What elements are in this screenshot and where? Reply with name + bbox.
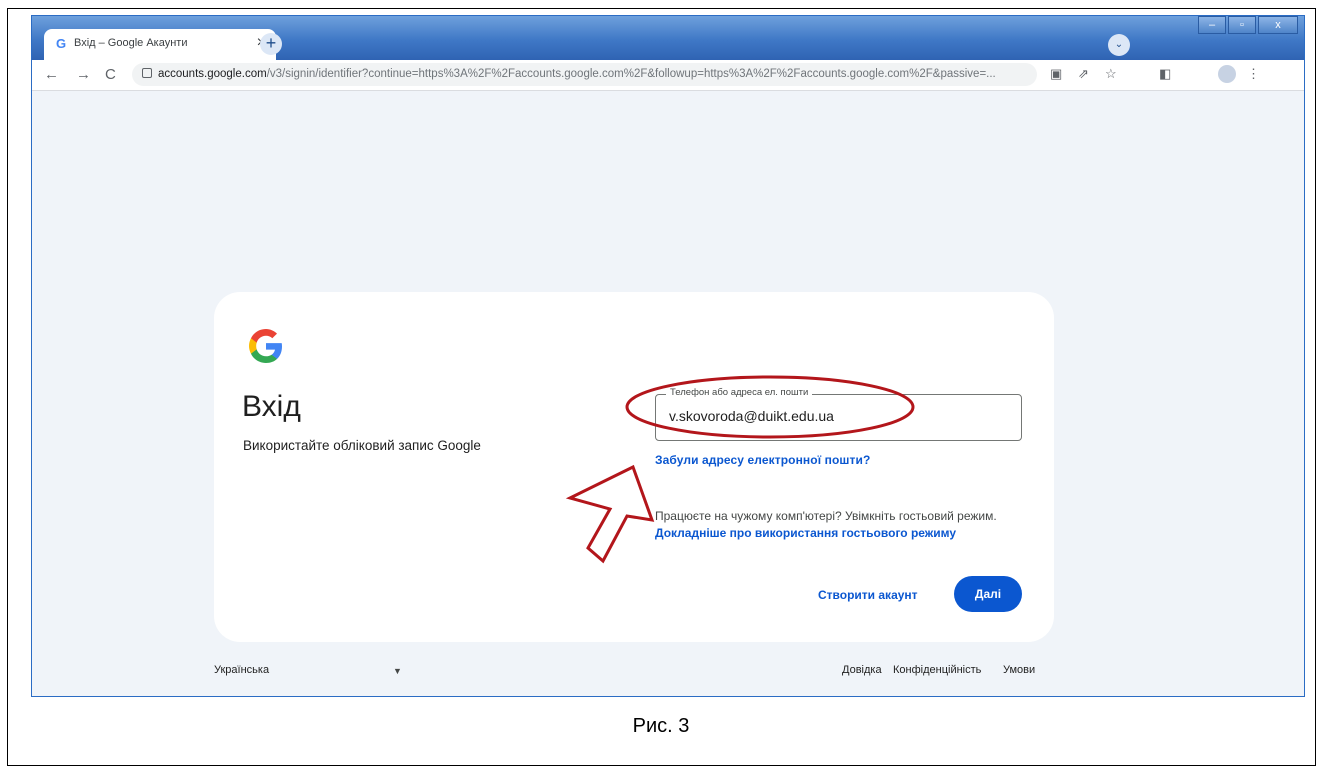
annotation-overlay (565, 375, 915, 564)
highlight-ellipse (625, 375, 915, 439)
figure-caption: Рис. 3 (632, 715, 690, 737)
pointer-arrow-icon (565, 464, 655, 564)
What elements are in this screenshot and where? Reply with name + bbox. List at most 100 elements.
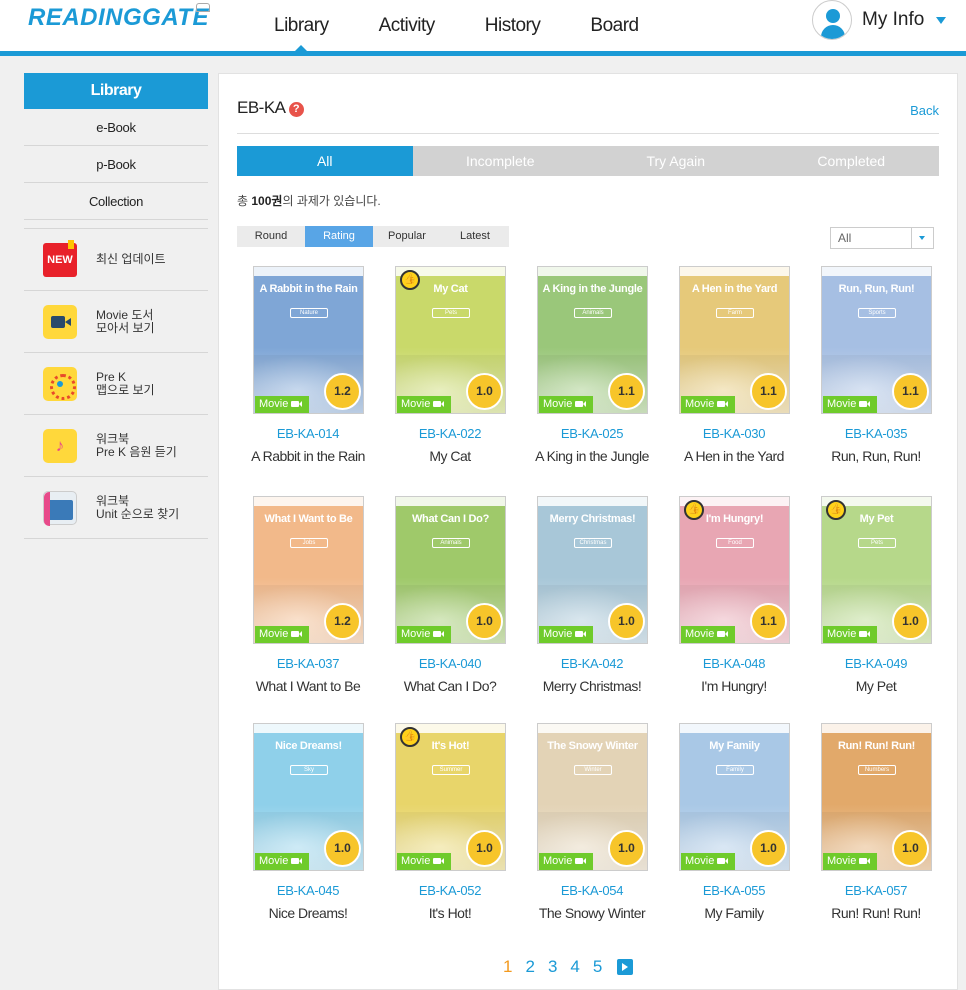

(Problem statement): Retype all the items above word for word, omitting the pictures.

(The response):
What elements are in this screenshot and where? Reply with name + bbox.
annotation-overlay (565, 375, 915, 564)
highlight-ellipse (625, 375, 915, 439)
figure-caption: Рис. 3 (632, 715, 690, 737)
pointer-arrow-icon (565, 464, 655, 564)
What elements are in this screenshot and where? Reply with name + bbox. List at most 100 elements.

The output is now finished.